▶ **Instructions for the task**: Render the material again word for word, skipping the pictures in it.

▶ **Listing**:

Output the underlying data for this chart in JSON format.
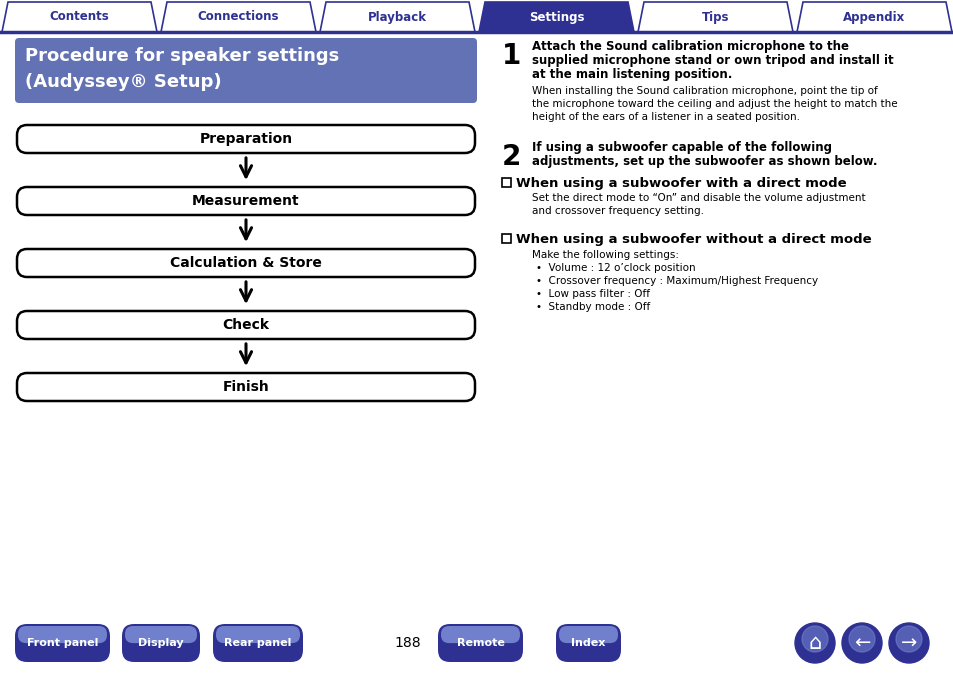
{
  "bg_color": "#ffffff",
  "header_tabs": [
    "Contents",
    "Connections",
    "Playback",
    "Settings",
    "Tips",
    "Appendix"
  ],
  "active_tab": "Settings",
  "tab_color_active": "#2e3192",
  "tab_color_inactive": "#ffffff",
  "tab_text_color_active": "#ffffff",
  "tab_text_color_inactive": "#2e3192",
  "tab_border_color": "#2e3192",
  "header_line_color": "#2e3192",
  "left_title_bg": "#6272b5",
  "left_title_text_color": "#ffffff",
  "left_title_line1": "Procedure for speaker settings",
  "left_title_line2": "(Audyssey® Setup)",
  "flowchart_steps": [
    "Preparation",
    "Measurement",
    "Calculation & Store",
    "Check",
    "Finish"
  ],
  "step1_bold_lines": [
    "Attach the Sound calibration microphone to the",
    "supplied microphone stand or own tripod and install it",
    "at the main listening position."
  ],
  "step1_normal_lines": [
    "When installing the Sound calibration microphone, point the tip of",
    "the microphone toward the ceiling and adjust the height to match the",
    "height of the ears of a listener in a seated position."
  ],
  "step2_bold_lines": [
    "If using a subwoofer capable of the following",
    "adjustments, set up the subwoofer as shown below."
  ],
  "sub1_heading": "When using a subwoofer with a direct mode",
  "sub1_text_lines": [
    "Set the direct mode to “On” and disable the volume adjustment",
    "and crossover frequency setting."
  ],
  "sub2_heading": "When using a subwoofer without a direct mode",
  "sub2_bullets": [
    "Make the following settings:",
    "Volume : 12 o’clock position",
    "Crossover frequency : Maximum/Highest Frequency",
    "Low pass filter : Off",
    "Standby mode : Off"
  ],
  "footer_buttons": [
    "Front panel",
    "Display",
    "Rear panel",
    "Remote",
    "Index"
  ],
  "footer_page": "188",
  "footer_btn_color": "#2e3192",
  "footer_btn_text_color": "#ffffff"
}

▶ **Answer to this task**:
Output the underlying data for this chart in JSON format.
{
  "bg_color": "#ffffff",
  "header_tabs": [
    "Contents",
    "Connections",
    "Playback",
    "Settings",
    "Tips",
    "Appendix"
  ],
  "active_tab": "Settings",
  "tab_color_active": "#2e3192",
  "tab_color_inactive": "#ffffff",
  "tab_text_color_active": "#ffffff",
  "tab_text_color_inactive": "#2e3192",
  "tab_border_color": "#2e3192",
  "header_line_color": "#2e3192",
  "left_title_bg": "#6272b5",
  "left_title_text_color": "#ffffff",
  "left_title_line1": "Procedure for speaker settings",
  "left_title_line2": "(Audyssey® Setup)",
  "flowchart_steps": [
    "Preparation",
    "Measurement",
    "Calculation & Store",
    "Check",
    "Finish"
  ],
  "step1_bold_lines": [
    "Attach the Sound calibration microphone to the",
    "supplied microphone stand or own tripod and install it",
    "at the main listening position."
  ],
  "step1_normal_lines": [
    "When installing the Sound calibration microphone, point the tip of",
    "the microphone toward the ceiling and adjust the height to match the",
    "height of the ears of a listener in a seated position."
  ],
  "step2_bold_lines": [
    "If using a subwoofer capable of the following",
    "adjustments, set up the subwoofer as shown below."
  ],
  "sub1_heading": "When using a subwoofer with a direct mode",
  "sub1_text_lines": [
    "Set the direct mode to “On” and disable the volume adjustment",
    "and crossover frequency setting."
  ],
  "sub2_heading": "When using a subwoofer without a direct mode",
  "sub2_bullets": [
    "Make the following settings:",
    "Volume : 12 o’clock position",
    "Crossover frequency : Maximum/Highest Frequency",
    "Low pass filter : Off",
    "Standby mode : Off"
  ],
  "footer_buttons": [
    "Front panel",
    "Display",
    "Rear panel",
    "Remote",
    "Index"
  ],
  "footer_page": "188",
  "footer_btn_color": "#2e3192",
  "footer_btn_text_color": "#ffffff"
}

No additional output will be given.